((

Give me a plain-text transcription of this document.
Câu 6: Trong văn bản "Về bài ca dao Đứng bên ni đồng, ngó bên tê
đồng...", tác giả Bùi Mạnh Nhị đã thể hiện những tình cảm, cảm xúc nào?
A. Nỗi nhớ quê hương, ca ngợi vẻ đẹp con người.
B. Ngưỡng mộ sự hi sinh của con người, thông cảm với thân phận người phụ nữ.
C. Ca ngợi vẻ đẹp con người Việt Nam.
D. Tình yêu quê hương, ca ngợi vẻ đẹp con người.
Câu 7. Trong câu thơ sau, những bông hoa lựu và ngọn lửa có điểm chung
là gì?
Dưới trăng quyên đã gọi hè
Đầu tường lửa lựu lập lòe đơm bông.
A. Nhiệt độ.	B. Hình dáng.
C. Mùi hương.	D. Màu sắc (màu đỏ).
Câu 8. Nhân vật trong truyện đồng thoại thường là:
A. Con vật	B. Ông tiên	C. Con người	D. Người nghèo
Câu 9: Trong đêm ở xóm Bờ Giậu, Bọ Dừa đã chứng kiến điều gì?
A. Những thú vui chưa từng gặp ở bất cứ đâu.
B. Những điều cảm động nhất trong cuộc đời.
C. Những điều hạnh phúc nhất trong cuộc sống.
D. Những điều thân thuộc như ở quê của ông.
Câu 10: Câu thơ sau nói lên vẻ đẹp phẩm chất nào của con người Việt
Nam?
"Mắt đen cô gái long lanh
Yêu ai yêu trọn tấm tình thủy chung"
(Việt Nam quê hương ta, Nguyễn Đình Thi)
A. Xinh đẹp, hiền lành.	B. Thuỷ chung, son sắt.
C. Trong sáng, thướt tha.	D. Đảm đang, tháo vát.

))

Description of the task = Produce an exact copy of every entry above.

Reply =
Give me a plain-text transcription of this document.
Câu 6: Trong văn bản "Về bài ca dao Đứng bên ni đồng, ngó bên tê
đồng...", tác giả Bùi Mạnh Nhị đã thể hiện những tình cảm, cảm xúc nào?
A. Nỗi nhớ quê hương, ca ngợi vẻ đẹp con người.
B. Ngưỡng mộ sự hi sinh của con người, thông cảm với thân phận người phụ nữ.
C. Ca ngợi vẻ đẹp con người Việt Nam.
D. Tình yêu quê hương, ca ngợi vẻ đẹp con người.
Câu 7. Trong câu thơ sau, những bông hoa lựu và ngọn lửa có điểm chung
là gì?
Dưới trăng quyên đã gọi hè
Đầu tường lửa lựu lập lòe đơm bông.
A. Nhiệt độ.	B. Hình dáng.
C. Mùi hương.	D. Màu sắc (màu đỏ).
Câu 8. Nhân vật trong truyện đồng thoại thường là:
A. Con vật	B. Ông tiên	C. Con người	D. Người nghèo
Câu 9: Trong đêm ở xóm Bờ Giậu, Bọ Dừa đã chứng kiến điều gì?
A. Những thú vui chưa từng gặp ở bất cứ đâu.
B. Những điều cảm động nhất trong cuộc đời.
C. Những điều hạnh phúc nhất trong cuộc sống.
D. Những điều thân thuộc như ở quê của ông.
Câu 10: Câu thơ sau nói lên vẻ đẹp phẩm chất nào của con người Việt
Nam?
"Mắt đen cô gái long lanh
Yêu ai yêu trọn tấm tình thủy chung"
(Việt Nam quê hương ta, Nguyễn Đình Thi)
A. Xinh đẹp, hiền lành.	B. Thuỷ chung, son sắt.
C. Trong sáng, thướt tha.	D. Đảm đang, tháo vát.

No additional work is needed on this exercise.